What to work on: Give every line from the entries that contains "JSON".

Supplied information:
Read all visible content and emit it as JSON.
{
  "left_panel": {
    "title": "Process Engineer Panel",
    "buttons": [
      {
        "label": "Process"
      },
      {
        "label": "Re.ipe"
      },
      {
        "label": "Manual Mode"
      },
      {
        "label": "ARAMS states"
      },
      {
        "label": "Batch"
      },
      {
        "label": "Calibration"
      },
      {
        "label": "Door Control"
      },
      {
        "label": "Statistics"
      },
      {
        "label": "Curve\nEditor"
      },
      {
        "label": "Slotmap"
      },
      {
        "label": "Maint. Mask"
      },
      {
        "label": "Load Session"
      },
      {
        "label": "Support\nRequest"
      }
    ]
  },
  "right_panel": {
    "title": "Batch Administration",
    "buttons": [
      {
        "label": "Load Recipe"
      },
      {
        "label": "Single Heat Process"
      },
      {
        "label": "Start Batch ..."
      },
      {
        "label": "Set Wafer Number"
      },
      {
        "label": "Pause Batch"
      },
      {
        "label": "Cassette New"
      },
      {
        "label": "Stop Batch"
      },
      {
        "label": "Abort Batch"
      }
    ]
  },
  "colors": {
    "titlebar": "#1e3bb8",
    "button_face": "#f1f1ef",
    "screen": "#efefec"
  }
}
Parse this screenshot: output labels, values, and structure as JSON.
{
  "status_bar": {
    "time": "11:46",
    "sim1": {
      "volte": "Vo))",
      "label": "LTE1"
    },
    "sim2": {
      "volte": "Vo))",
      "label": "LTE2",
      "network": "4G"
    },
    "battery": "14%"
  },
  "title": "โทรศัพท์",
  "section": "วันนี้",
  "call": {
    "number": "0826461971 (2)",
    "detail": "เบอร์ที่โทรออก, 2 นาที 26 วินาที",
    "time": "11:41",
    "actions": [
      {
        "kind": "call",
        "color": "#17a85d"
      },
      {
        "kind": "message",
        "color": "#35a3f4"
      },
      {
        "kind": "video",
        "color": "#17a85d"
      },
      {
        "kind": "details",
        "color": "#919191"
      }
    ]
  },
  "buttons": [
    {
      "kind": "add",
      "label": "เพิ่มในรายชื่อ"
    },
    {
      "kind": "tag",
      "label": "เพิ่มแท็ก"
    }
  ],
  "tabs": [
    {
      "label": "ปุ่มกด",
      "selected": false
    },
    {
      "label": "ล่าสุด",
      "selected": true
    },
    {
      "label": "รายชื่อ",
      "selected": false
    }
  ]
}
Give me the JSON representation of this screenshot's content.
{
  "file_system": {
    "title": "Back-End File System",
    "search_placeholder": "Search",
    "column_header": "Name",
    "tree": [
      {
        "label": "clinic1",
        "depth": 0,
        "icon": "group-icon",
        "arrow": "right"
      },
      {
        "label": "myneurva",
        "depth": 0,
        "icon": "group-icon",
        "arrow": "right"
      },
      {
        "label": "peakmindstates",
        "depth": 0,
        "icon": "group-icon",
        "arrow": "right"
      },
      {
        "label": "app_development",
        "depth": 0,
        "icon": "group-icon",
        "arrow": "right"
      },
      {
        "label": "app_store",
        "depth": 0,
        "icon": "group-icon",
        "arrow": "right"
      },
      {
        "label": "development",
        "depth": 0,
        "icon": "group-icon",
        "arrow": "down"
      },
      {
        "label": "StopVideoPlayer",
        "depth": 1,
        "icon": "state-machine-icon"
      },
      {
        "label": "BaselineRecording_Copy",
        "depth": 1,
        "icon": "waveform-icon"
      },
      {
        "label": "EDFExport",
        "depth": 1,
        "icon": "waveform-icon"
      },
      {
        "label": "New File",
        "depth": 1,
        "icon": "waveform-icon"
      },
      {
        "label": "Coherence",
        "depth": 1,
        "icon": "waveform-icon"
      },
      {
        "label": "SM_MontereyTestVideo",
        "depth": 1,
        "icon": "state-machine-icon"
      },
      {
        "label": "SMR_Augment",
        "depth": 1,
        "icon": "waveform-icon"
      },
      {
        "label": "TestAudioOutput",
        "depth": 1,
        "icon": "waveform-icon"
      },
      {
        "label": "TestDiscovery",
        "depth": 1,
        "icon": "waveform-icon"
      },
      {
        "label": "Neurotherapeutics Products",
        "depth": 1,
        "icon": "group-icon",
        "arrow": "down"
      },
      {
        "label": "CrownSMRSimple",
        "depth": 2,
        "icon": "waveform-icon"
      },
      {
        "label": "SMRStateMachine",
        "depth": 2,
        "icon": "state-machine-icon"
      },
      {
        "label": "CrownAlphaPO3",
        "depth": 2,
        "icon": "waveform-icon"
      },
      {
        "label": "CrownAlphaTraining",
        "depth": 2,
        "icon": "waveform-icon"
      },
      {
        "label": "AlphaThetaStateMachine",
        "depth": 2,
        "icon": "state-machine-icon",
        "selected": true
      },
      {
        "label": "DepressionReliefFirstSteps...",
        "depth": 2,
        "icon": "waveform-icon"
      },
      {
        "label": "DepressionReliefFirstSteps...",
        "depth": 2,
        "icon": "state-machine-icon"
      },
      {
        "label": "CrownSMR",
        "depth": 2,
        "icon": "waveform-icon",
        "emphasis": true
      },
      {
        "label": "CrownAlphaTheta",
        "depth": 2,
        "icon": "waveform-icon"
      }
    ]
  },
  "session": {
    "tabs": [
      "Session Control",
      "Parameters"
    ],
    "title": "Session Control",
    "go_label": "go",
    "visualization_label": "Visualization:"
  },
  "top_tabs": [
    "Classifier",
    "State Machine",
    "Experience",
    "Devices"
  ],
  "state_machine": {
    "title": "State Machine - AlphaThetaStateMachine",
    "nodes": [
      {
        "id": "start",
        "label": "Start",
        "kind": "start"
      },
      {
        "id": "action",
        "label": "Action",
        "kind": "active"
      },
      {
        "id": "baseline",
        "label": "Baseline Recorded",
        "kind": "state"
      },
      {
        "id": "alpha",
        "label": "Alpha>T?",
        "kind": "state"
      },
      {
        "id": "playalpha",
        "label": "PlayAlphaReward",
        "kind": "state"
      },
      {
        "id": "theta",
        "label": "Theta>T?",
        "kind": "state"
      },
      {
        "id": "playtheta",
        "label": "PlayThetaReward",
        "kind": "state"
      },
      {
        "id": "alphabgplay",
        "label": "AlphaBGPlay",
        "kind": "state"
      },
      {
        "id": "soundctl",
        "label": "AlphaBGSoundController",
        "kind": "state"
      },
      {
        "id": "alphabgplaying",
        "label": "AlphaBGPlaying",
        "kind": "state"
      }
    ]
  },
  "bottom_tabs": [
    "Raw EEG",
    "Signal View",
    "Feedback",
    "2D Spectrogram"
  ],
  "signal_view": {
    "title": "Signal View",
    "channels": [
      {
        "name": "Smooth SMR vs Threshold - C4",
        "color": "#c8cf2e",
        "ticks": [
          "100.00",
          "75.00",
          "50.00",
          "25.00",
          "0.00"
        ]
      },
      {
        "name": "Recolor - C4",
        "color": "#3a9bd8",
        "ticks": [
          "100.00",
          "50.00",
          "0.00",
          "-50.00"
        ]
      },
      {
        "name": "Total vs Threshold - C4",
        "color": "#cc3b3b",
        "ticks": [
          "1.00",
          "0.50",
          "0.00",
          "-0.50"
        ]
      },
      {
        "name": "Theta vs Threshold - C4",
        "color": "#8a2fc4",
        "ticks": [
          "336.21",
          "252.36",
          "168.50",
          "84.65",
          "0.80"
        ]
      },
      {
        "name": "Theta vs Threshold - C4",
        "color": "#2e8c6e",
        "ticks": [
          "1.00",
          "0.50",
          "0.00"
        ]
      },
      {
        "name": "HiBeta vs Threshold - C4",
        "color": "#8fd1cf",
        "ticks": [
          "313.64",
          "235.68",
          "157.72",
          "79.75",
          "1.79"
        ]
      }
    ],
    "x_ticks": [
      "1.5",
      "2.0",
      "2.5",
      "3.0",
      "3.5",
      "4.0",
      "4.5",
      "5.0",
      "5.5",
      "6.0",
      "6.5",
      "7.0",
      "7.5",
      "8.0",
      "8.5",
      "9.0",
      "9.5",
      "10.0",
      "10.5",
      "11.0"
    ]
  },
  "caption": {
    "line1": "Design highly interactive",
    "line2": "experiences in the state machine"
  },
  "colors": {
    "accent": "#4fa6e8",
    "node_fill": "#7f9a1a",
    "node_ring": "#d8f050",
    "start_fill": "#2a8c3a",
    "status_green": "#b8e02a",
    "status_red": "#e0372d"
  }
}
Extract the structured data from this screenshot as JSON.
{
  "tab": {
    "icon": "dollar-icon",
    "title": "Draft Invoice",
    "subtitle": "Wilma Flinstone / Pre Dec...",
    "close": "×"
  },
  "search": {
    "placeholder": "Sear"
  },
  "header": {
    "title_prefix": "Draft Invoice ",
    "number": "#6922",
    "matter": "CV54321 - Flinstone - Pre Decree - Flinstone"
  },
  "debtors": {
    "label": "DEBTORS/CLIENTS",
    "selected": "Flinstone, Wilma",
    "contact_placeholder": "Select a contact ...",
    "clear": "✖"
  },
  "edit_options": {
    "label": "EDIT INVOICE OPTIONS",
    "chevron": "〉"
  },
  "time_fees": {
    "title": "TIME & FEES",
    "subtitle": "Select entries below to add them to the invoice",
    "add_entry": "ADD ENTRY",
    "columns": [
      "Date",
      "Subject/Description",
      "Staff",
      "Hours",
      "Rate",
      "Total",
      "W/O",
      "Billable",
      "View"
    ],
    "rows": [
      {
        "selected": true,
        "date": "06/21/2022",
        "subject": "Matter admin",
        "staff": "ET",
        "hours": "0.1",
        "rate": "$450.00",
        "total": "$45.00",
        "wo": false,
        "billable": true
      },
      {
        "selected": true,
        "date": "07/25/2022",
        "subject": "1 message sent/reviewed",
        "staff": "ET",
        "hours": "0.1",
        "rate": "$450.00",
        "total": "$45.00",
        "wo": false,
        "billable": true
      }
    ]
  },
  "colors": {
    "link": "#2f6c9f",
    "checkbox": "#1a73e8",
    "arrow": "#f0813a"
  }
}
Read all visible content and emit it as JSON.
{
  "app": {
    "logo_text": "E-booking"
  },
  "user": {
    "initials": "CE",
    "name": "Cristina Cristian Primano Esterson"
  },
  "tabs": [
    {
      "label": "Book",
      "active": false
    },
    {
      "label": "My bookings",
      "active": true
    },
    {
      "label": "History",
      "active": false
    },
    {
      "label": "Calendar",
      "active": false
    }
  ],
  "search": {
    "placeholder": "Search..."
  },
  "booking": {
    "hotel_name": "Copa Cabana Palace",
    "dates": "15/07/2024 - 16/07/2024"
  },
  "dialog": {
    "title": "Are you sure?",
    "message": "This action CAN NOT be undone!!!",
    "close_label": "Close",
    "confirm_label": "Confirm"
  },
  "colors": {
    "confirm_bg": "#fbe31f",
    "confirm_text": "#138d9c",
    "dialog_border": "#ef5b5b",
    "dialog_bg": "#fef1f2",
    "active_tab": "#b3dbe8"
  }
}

Solution:
Read all visible content and emit it as JSON.
Parse this screenshot: output labels, values, and structure as JSON.
Give me the JSON representation of this screenshot's content.
Extract the structured data from this screenshot as JSON.
Read all visible content and emit it as JSON.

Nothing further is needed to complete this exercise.